* Given exercise *
Copy out all lines in the data below containing the string "ffffff".

[BEGIN]

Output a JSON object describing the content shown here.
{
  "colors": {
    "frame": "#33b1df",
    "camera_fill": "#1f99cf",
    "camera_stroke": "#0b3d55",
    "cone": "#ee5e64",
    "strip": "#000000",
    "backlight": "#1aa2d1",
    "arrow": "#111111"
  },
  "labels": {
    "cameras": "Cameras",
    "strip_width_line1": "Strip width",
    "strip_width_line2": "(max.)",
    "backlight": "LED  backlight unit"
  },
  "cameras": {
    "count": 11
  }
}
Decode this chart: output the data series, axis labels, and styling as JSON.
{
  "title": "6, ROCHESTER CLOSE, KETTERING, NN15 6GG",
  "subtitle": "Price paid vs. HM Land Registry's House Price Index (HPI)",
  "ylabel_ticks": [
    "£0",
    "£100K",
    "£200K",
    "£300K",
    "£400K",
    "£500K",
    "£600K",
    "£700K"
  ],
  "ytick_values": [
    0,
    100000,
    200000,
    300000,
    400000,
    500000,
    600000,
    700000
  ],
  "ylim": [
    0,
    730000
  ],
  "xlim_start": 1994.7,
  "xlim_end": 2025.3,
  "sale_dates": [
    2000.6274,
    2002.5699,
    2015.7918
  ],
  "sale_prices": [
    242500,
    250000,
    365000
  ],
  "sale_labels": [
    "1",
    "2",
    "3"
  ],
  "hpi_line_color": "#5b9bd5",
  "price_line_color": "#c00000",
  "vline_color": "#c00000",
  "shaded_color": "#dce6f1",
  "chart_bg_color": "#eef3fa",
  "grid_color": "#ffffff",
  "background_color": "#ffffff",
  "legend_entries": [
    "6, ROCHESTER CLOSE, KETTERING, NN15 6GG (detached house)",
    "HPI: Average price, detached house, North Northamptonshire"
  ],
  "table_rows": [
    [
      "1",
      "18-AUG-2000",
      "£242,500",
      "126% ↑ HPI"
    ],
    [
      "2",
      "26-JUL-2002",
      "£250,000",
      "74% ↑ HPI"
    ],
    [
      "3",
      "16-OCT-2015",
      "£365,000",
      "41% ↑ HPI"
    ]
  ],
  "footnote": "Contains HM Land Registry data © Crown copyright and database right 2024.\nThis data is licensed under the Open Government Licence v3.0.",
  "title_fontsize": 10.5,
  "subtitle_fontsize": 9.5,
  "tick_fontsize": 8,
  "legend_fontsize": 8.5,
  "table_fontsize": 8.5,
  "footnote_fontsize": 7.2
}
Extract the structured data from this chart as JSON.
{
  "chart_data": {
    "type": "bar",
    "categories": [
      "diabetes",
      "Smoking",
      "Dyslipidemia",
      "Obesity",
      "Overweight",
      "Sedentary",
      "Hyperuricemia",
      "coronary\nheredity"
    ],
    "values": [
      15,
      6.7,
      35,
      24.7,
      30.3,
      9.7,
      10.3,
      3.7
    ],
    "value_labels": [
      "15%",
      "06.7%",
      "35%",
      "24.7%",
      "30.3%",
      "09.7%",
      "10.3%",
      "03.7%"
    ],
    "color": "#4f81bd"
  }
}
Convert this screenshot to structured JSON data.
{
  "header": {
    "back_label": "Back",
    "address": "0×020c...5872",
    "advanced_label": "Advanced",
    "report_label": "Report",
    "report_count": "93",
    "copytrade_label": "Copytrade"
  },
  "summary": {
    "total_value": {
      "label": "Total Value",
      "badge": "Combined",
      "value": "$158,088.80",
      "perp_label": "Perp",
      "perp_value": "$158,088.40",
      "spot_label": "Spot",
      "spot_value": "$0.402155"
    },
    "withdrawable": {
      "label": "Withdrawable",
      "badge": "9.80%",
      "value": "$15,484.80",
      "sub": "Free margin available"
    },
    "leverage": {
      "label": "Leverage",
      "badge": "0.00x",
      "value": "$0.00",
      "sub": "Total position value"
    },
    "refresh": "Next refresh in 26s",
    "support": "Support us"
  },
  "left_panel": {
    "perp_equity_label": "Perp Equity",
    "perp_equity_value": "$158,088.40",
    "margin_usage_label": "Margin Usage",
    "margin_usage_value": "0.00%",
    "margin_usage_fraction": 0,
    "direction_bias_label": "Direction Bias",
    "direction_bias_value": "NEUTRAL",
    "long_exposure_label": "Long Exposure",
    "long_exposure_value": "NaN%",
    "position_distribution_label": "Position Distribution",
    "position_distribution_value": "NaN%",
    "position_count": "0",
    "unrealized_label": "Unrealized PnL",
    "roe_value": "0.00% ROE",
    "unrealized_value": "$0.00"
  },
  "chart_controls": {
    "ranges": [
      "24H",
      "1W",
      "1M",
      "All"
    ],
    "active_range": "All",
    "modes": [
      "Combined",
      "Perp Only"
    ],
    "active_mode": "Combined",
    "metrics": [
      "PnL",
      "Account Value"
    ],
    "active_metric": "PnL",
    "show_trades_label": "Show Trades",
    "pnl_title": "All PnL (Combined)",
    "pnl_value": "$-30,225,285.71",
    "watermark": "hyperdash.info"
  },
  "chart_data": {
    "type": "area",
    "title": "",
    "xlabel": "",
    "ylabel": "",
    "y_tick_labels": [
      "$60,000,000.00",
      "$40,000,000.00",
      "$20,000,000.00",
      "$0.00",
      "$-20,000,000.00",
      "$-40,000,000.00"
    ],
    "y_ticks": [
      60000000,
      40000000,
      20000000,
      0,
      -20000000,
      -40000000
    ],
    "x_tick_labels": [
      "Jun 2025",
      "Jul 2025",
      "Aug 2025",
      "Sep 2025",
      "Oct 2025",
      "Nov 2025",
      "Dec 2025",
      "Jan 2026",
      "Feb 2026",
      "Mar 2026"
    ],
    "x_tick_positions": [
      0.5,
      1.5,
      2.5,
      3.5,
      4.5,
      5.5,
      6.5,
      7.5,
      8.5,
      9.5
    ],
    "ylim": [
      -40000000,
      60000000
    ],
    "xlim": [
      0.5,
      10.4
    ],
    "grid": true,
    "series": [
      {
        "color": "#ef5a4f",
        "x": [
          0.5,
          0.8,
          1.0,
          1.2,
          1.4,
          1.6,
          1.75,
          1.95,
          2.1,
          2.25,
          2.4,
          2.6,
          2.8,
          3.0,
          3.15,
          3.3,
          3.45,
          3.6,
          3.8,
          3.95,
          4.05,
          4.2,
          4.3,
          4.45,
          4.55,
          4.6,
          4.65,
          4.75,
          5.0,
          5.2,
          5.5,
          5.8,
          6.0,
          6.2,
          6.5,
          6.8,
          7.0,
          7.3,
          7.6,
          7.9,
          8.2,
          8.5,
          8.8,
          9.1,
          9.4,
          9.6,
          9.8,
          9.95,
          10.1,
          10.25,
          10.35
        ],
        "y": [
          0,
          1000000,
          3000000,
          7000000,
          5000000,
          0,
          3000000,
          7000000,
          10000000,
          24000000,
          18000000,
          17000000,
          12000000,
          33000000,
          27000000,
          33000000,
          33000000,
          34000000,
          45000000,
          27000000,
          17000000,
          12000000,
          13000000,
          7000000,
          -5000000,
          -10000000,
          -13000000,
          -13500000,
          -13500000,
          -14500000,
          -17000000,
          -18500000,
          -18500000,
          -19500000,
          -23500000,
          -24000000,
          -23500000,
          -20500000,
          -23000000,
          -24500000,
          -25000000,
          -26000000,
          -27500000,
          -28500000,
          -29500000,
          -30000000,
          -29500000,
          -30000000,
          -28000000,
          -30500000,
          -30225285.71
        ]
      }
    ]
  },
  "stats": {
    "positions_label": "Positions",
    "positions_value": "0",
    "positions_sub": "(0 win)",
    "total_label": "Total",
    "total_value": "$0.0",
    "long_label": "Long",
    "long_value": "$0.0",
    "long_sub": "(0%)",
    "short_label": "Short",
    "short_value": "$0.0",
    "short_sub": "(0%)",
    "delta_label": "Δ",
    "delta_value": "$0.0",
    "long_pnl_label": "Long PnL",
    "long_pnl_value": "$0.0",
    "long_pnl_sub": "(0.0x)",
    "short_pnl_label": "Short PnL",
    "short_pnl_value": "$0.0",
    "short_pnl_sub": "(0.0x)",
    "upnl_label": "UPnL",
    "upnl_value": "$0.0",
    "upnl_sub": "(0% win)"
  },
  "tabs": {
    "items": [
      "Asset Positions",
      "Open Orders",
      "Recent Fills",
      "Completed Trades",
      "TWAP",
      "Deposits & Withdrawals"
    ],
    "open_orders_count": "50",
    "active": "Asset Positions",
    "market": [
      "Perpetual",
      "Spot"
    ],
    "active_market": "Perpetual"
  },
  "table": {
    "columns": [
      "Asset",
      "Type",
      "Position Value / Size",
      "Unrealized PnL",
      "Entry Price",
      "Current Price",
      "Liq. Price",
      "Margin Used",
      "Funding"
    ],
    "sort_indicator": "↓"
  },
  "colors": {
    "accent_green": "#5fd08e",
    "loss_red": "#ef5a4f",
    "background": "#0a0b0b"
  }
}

[END]

* The completed task *
  "grid_color": "#ffffff",
  "background_color": "#ffffff",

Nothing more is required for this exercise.